Short task: In the entries below, count every line containing "name". Return the number and nothing else.

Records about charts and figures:
>>>

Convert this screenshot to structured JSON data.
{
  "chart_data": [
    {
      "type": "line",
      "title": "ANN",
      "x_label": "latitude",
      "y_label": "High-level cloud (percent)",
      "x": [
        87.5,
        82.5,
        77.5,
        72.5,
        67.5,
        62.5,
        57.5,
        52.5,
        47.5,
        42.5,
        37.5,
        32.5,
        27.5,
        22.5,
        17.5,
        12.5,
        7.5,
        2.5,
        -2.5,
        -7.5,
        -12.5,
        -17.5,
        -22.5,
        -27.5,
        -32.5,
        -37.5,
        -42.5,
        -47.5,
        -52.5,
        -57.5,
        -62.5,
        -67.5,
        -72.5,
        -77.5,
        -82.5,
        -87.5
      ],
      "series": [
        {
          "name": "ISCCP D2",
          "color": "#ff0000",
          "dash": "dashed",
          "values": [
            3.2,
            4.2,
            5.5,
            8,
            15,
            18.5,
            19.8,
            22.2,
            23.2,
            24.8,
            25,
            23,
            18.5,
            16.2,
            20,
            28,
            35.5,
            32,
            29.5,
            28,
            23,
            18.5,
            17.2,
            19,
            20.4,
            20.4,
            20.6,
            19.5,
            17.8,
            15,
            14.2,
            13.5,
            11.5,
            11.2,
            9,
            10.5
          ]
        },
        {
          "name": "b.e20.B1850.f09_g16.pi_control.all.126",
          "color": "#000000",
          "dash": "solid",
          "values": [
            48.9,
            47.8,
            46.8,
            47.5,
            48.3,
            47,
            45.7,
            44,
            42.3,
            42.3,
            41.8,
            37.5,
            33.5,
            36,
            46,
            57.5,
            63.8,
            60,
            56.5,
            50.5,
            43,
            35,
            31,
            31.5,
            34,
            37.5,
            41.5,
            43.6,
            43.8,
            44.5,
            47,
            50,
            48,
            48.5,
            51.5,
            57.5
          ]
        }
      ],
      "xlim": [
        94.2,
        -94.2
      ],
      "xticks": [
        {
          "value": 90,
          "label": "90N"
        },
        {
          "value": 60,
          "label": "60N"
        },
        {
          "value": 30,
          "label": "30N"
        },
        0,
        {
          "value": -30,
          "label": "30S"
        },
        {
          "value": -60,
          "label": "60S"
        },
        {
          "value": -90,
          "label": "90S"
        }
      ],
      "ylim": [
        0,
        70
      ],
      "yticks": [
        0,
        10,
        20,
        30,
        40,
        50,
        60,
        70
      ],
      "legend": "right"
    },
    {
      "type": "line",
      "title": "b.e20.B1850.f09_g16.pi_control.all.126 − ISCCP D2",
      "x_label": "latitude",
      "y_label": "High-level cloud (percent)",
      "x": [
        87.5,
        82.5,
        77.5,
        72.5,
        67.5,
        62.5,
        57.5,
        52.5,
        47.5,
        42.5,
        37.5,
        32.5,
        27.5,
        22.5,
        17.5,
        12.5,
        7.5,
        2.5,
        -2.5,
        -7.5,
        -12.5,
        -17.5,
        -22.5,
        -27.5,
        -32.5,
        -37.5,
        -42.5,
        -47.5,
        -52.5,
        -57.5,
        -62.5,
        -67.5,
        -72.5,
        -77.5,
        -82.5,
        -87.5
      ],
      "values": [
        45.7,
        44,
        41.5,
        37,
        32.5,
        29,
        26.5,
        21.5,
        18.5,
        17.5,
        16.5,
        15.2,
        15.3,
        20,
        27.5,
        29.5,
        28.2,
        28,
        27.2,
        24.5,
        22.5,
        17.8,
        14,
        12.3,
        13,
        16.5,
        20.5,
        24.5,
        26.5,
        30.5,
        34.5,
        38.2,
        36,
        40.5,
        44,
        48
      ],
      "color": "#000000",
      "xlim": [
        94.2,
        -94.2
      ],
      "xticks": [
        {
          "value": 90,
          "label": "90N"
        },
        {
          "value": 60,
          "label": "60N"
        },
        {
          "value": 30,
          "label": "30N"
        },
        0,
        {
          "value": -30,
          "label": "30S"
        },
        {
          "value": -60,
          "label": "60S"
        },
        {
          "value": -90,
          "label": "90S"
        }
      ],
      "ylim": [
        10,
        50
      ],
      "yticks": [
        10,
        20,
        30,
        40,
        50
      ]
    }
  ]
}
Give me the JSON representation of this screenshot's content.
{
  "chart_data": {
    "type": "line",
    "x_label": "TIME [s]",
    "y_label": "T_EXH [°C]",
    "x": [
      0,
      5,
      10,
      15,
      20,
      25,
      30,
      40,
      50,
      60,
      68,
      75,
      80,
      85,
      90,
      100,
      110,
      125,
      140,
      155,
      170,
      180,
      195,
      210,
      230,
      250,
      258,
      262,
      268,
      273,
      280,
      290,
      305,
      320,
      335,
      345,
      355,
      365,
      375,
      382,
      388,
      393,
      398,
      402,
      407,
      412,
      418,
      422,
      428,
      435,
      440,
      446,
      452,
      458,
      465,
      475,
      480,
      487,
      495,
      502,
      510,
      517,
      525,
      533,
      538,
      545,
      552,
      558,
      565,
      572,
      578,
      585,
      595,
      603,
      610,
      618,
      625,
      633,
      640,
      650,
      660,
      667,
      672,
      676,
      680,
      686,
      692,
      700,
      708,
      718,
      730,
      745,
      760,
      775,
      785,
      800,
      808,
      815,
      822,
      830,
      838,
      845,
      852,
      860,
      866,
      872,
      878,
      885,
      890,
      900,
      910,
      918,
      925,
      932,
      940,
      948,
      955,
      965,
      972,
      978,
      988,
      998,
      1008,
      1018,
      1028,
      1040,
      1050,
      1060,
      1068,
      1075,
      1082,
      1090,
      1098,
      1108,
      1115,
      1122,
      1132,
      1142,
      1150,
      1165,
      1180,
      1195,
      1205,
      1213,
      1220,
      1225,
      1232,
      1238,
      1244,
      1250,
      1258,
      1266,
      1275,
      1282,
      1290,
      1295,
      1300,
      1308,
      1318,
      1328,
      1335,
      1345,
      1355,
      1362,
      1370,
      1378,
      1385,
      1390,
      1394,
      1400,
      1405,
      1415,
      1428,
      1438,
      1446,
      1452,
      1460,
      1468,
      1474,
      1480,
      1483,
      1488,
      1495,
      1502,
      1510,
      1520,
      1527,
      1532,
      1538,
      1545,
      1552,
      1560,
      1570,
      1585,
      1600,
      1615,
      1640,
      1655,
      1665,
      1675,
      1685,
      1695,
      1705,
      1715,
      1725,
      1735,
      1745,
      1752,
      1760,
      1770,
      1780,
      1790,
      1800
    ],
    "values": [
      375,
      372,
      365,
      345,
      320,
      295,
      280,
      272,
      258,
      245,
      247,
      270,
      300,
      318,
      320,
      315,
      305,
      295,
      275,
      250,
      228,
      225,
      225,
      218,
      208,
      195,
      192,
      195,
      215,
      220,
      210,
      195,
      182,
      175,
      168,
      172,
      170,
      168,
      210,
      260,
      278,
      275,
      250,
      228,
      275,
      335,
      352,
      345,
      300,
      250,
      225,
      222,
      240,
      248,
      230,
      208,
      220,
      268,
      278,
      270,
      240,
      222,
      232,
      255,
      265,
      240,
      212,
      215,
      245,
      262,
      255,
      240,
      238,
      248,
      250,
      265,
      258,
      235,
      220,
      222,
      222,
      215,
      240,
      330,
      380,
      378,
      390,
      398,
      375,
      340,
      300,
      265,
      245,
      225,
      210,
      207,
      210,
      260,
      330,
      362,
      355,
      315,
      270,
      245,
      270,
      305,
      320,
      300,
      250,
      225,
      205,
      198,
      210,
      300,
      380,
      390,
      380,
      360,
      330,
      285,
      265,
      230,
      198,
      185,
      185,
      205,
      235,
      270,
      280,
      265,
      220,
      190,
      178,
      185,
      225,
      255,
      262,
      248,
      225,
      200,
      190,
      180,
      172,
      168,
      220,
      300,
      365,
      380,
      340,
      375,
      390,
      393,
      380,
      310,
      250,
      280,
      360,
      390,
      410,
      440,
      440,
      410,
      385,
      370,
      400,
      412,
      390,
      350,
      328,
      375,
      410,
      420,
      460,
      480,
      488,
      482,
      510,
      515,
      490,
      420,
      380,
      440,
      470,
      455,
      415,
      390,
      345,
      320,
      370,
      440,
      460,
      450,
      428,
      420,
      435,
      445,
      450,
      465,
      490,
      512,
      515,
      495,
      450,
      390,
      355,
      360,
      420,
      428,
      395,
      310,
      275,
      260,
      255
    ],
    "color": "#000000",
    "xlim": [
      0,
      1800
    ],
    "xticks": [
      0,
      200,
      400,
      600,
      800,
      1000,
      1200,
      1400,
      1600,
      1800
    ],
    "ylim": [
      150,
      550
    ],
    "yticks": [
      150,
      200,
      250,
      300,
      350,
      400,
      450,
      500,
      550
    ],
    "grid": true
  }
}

<<<

Correct result: 2